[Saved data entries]
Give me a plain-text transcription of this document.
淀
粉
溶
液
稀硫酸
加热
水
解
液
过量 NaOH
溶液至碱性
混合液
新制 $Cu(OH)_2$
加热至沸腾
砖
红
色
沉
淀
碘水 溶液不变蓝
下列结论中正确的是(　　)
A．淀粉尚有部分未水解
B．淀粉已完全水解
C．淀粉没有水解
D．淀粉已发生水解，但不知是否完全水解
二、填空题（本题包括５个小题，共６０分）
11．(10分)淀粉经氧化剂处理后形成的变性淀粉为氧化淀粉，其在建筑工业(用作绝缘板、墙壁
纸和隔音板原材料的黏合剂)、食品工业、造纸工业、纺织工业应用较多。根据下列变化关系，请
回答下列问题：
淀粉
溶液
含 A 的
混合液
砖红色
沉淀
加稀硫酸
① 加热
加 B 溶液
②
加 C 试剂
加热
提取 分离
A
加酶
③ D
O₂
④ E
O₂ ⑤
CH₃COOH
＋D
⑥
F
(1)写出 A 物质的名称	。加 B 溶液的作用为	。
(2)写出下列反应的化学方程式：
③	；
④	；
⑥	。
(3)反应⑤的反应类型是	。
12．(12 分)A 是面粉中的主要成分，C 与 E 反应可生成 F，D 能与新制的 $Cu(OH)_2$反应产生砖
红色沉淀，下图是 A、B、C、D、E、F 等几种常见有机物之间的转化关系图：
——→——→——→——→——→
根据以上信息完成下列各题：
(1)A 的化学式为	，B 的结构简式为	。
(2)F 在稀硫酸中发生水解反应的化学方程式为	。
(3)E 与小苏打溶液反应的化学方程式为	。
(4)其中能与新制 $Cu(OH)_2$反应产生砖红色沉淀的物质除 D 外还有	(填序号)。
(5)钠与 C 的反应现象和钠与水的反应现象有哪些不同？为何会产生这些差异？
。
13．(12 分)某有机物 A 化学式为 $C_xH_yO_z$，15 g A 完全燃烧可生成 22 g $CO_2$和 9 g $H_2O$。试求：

---

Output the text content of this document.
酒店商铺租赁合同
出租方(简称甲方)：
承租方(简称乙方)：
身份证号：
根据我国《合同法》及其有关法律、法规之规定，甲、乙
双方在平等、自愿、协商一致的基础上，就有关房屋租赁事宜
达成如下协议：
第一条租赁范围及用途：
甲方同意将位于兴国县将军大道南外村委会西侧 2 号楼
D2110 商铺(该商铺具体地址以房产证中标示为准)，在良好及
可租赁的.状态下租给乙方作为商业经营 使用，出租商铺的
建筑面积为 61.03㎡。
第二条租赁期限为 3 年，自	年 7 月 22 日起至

EXERCISE TASK:
Only lines with "this" are wanted here; list each of them.

TASK ANSWER:
Give me a plain-text transcription of this document.
Output the text content of this document.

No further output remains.